■ **Required task**:
Copy the records below exactly, beginning at the line that contains "title-sigma-value: = 1.32" and stopping after the line that contains "histogram-bar bbox=[165, 230, 196, 350]".

■ **Data**:
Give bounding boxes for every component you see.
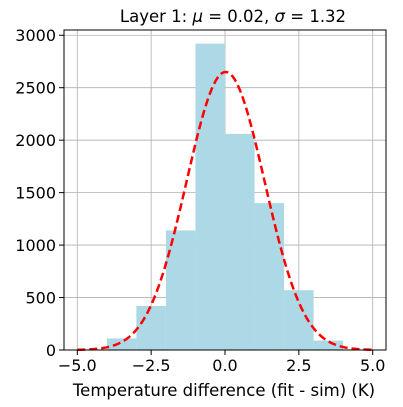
title-sigma-value: = 1.32 bbox=[285, 7, 346, 26]
gaussian-fit-curve bbox=[77, 70, 373, 352]
y-tick-label: 2500 bbox=[15, 79, 56, 98]
y-axis-ticks: 0 500 1000 1500 2000 2500 3000 bbox=[15, 26, 64, 360]
histogram-bars bbox=[77, 43, 373, 350]
x-axis-ticks: −5.0 −2.5 0.0 2.5 5.0 bbox=[58, 350, 385, 375]
y-tick-label: 2000 bbox=[15, 131, 56, 150]
y-tick-label: 3000 bbox=[15, 26, 56, 45]
histogram-bar bbox=[136, 305, 166, 350]
chart-title: Layer 1: μ = 0.02, σ = 1.32 bbox=[120, 7, 346, 26]
y-tick-label: 500 bbox=[25, 289, 56, 308]
x-tick-label: 2.5 bbox=[286, 356, 311, 375]
histogram-bar bbox=[313, 340, 344, 350]
x-tick-label: 0.0 bbox=[212, 356, 237, 375]
histogram-bar bbox=[106, 338, 137, 350]
x-tick-label: −2.5 bbox=[132, 356, 171, 375]
x-tick-label: 5.0 bbox=[360, 356, 385, 375]
y-tick-label: 1500 bbox=[15, 184, 56, 203]
title-prefix: Layer 1: bbox=[120, 7, 193, 26]
title-mu-value: = 0.02, bbox=[203, 7, 275, 26]
title-mu-symbol: μ bbox=[191, 7, 203, 26]
x-tick-label: −5.0 bbox=[58, 356, 97, 375]
x-axis-label: Temperature difference (fit - sim) (K) bbox=[72, 381, 375, 400]
y-tick-label: 1000 bbox=[15, 236, 56, 255]
title-sigma-symbol: σ bbox=[275, 7, 286, 26]
y-tick-label: 0 bbox=[46, 341, 56, 360]
histogram-bar bbox=[225, 133, 255, 350]
histogram-bar bbox=[254, 203, 285, 350]
histogram-bar bbox=[165, 230, 196, 350]
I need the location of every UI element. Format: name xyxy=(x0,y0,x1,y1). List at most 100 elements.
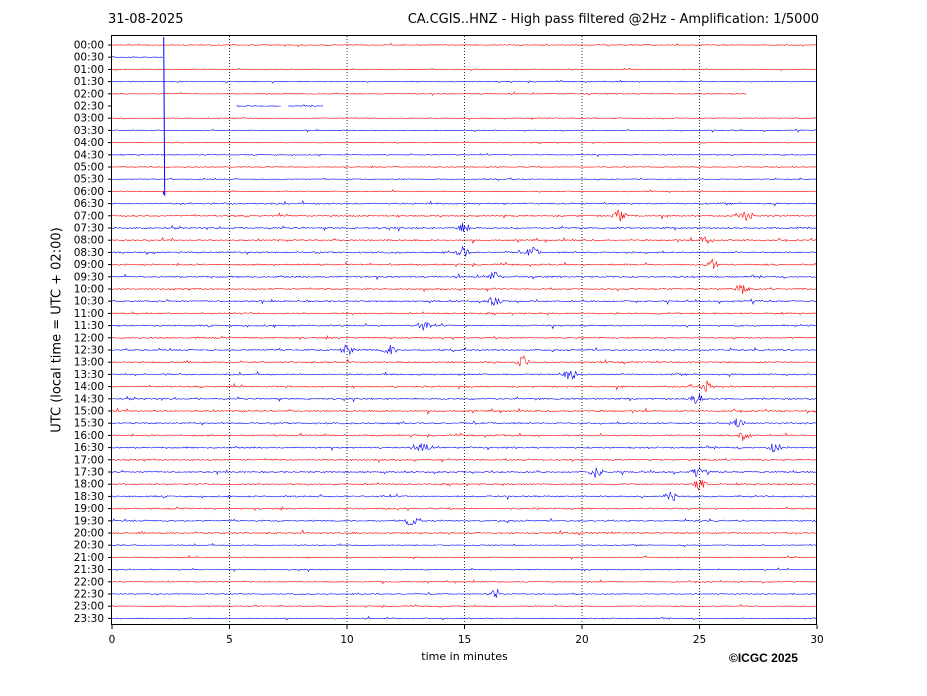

■ **Answer**:
title-sigma-value: = 1.32 bbox=[285, 7, 346, 26]
gaussian-fit-curve bbox=[77, 70, 373, 352]
y-tick-label: 2500 bbox=[15, 79, 56, 98]
y-axis-ticks: 0 500 1000 1500 2000 2500 3000 bbox=[15, 26, 64, 360]
histogram-bars bbox=[77, 43, 373, 350]
x-axis-ticks: −5.0 −2.5 0.0 2.5 5.0 bbox=[58, 350, 385, 375]
y-tick-label: 2000 bbox=[15, 131, 56, 150]
y-tick-label: 3000 bbox=[15, 26, 56, 45]
histogram-bar bbox=[136, 305, 166, 350]
chart-title: Layer 1: μ = 0.02, σ = 1.32 bbox=[120, 7, 346, 26]
y-tick-label: 500 bbox=[25, 289, 56, 308]
x-tick-label: 2.5 bbox=[286, 356, 311, 375]
histogram-bar bbox=[313, 340, 344, 350]
x-tick-label: 0.0 bbox=[212, 356, 237, 375]
histogram-bar bbox=[106, 338, 137, 350]
x-tick-label: −2.5 bbox=[132, 356, 171, 375]
x-tick-label: 5.0 bbox=[360, 356, 385, 375]
y-tick-label: 1500 bbox=[15, 184, 56, 203]
title-prefix: Layer 1: bbox=[120, 7, 193, 26]
title-mu-value: = 0.02, bbox=[203, 7, 275, 26]
title-mu-symbol: μ bbox=[191, 7, 203, 26]
x-tick-label: −5.0 bbox=[58, 356, 97, 375]
x-axis-label: Temperature difference (fit - sim) (K) bbox=[72, 381, 375, 400]
y-tick-label: 1000 bbox=[15, 236, 56, 255]
title-sigma-symbol: σ bbox=[275, 7, 286, 26]
y-tick-label: 0 bbox=[46, 341, 56, 360]
histogram-bar bbox=[225, 133, 255, 350]
histogram-bar bbox=[254, 203, 285, 350]
histogram-bar bbox=[165, 230, 196, 350]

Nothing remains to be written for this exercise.